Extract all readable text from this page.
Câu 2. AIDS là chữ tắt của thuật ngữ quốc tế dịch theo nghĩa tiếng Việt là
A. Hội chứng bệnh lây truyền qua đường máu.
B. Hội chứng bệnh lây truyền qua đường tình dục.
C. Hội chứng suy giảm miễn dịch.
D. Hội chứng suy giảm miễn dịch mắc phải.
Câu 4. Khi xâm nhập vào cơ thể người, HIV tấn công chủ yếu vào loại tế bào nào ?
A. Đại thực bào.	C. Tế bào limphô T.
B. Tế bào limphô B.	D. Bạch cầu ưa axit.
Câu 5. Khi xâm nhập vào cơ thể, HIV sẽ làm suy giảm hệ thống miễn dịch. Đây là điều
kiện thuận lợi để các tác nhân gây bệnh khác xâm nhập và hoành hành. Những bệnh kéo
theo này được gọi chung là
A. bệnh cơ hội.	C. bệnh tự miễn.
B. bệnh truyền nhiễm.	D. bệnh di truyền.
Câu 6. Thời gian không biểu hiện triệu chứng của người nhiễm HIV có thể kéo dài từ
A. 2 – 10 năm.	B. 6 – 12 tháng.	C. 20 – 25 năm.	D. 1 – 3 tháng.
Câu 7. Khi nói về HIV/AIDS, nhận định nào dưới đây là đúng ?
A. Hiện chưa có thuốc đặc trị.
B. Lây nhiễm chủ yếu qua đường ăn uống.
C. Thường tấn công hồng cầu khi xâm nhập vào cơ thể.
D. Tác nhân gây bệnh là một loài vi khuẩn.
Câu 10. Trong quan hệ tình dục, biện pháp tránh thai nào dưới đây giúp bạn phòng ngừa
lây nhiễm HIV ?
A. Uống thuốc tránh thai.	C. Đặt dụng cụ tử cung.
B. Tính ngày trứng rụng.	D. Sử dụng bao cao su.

------------------------------------------------

— Required work —
Would you give the material above again, complete and exact?

— Result for this exercise —
Extract all readable text from this page.
Câu 2. AIDS là chữ tắt của thuật ngữ quốc tế dịch theo nghĩa tiếng Việt là
A. Hội chứng bệnh lây truyền qua đường máu.
B. Hội chứng bệnh lây truyền qua đường tình dục.
C. Hội chứng suy giảm miễn dịch.
D. Hội chứng suy giảm miễn dịch mắc phải.
Câu 4. Khi xâm nhập vào cơ thể người, HIV tấn công chủ yếu vào loại tế bào nào ?
A. Đại thực bào.	C. Tế bào limphô T.
B. Tế bào limphô B.	D. Bạch cầu ưa axit.
Câu 5. Khi xâm nhập vào cơ thể, HIV sẽ làm suy giảm hệ thống miễn dịch. Đây là điều
kiện thuận lợi để các tác nhân gây bệnh khác xâm nhập và hoành hành. Những bệnh kéo
theo này được gọi chung là
A. bệnh cơ hội.	C. bệnh tự miễn.
B. bệnh truyền nhiễm.	D. bệnh di truyền.
Câu 6. Thời gian không biểu hiện triệu chứng của người nhiễm HIV có thể kéo dài từ
A. 2 – 10 năm.	B. 6 – 12 tháng.	C. 20 – 25 năm.	D. 1 – 3 tháng.
Câu 7. Khi nói về HIV/AIDS, nhận định nào dưới đây là đúng ?
A. Hiện chưa có thuốc đặc trị.
B. Lây nhiễm chủ yếu qua đường ăn uống.
C. Thường tấn công hồng cầu khi xâm nhập vào cơ thể.
D. Tác nhân gây bệnh là một loài vi khuẩn.
Câu 10. Trong quan hệ tình dục, biện pháp tránh thai nào dưới đây giúp bạn phòng ngừa
lây nhiễm HIV ?
A. Uống thuốc tránh thai.	C. Đặt dụng cụ tử cung.
B. Tính ngày trứng rụng.	D. Sử dụng bao cao su.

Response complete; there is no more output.